* _Task input_:
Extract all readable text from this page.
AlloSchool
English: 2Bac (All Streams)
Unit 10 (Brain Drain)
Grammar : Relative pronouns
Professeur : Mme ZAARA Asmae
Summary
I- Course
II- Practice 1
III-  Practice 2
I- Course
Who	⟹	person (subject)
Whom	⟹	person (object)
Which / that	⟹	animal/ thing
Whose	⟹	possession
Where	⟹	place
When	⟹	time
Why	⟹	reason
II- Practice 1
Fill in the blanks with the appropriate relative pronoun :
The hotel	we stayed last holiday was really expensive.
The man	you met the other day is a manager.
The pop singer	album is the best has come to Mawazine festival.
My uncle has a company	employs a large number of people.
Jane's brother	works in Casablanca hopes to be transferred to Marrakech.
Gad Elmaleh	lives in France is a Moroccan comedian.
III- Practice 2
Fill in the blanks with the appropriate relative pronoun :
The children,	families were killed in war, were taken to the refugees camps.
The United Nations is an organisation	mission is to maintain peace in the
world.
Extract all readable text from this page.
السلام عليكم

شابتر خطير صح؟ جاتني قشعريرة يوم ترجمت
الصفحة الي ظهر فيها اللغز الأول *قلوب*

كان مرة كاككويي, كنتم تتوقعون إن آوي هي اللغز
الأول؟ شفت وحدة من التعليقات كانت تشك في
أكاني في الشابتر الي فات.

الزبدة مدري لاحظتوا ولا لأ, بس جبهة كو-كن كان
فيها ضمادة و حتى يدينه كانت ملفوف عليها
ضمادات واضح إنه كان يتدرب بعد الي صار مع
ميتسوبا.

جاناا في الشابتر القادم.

* _Objective_: Using the listing above, please repeat every entry exactly.

* _Answer for this exercise_:
Extract all readable text from this page.
AlloSchool
English: 2Bac (All Streams)
Unit 10 (Brain Drain)
Grammar : Relative pronouns
Professeur : Mme ZAARA Asmae
Summary
I- Course
II- Practice 1
III-  Practice 2
I- Course
Who	⟹	person (subject)
Whom	⟹	person (object)
Which / that	⟹	animal/ thing
Whose	⟹	possession
Where	⟹	place
When	⟹	time
Why	⟹	reason
II- Practice 1
Fill in the blanks with the appropriate relative pronoun :
The hotel	we stayed last holiday was really expensive.
The man	you met the other day is a manager.
The pop singer	album is the best has come to Mawazine festival.
My uncle has a company	employs a large number of people.
Jane's brother	works in Casablanca hopes to be transferred to Marrakech.
Gad Elmaleh	lives in France is a Moroccan comedian.
III- Practice 2
Fill in the blanks with the appropriate relative pronoun :
The children,	families were killed in war, were taken to the refugees camps.
The United Nations is an organisation	mission is to maintain peace in the
world.
Extract all readable text from this page.
السلام عليكم

شابتر خطير صح؟ جاتني قشعريرة يوم ترجمت
الصفحة الي ظهر فيها اللغز الأول *قلوب*

كان مرة كاككويي, كنتم تتوقعون إن آوي هي اللغز
الأول؟ شفت وحدة من التعليقات كانت تشك في
أكاني في الشابتر الي فات.

الزبدة مدري لاحظتوا ولا لأ, بس جبهة كو-كن كان
فيها ضمادة و حتى يدينه كانت ملفوف عليها
ضمادات واضح إنه كان يتدرب بعد الي صار مع
ميتسوبا.

جاناا في الشابتر القادم.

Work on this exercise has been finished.